Copy all of the material word for word, except for the pictures.
========================
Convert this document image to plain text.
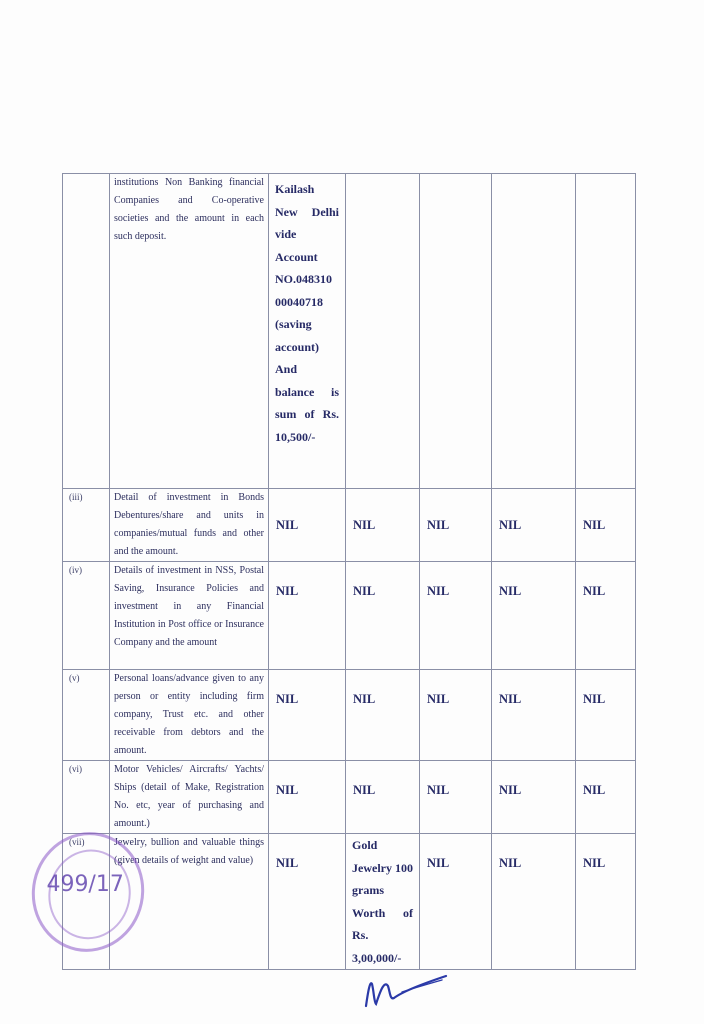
	institutions Non Banking financial Companies and Co-operative societies and the amount in each such deposit.	Kailash New Delhi vide Account NO.048310 00040718 (saving account) And balance is sum of Rs. 10,500/-				
(iii)	Detail of investment in Bonds Debentures/share and units in companies/mutual funds and other and the amount.	NIL	NIL	NIL	NIL	NIL

(iv)	Details of investment in NSS, Postal Saving, Insurance Policies and investment in any Financial Institution in Post office or Insurance Company and the amount	NIL	NIL	NIL	NIL	NIL

(v)	Personal loans/advance given to any person or entity including firm company, Trust etc. and other receivable from debtors and the amount.	NIL	NIL	NIL	NIL	NIL

(vi)	Motor Vehicles/ Aircrafts/ Yachts/ Ships (detail of Make, Registration No. etc, year of purchasing and amount.)	NIL	NIL	NIL	NIL	NIL

(vii)	Jewelry, bullion and valuable things (given details of weight and value)	NIL	Gold Jewelry 100 grams Worth of Rs. 3,00,000/-	NIL	NIL	NIL
499/17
========================
Response:
Convert this document image to plain text.
	institutions Non Banking financial Companies and Co-operative societies and the amount in each such deposit.	Kailash New Delhi vide Account NO.048310 00040718 (saving account) And balance is sum of Rs. 10,500/-				
(iii)	Detail of investment in Bonds Debentures/share and units in companies/mutual funds and other and the amount.	NIL	NIL	NIL	NIL	NIL

(iv)	Details of investment in NSS, Postal Saving, Insurance Policies and investment in any Financial Institution in Post office or Insurance Company and the amount	NIL	NIL	NIL	NIL	NIL

(v)	Personal loans/advance given to any person or entity including firm company, Trust etc. and other receivable from debtors and the amount.	NIL	NIL	NIL	NIL	NIL

(vi)	Motor Vehicles/ Aircrafts/ Yachts/ Ships (detail of Make, Registration No. etc, year of purchasing and amount.)	NIL	NIL	NIL	NIL	NIL

(vii)	Jewelry, bullion and valuable things (given details of weight and value)	NIL	Gold Jewelry 100 grams Worth of Rs. 3,00,000/-	NIL	NIL	NIL
499/17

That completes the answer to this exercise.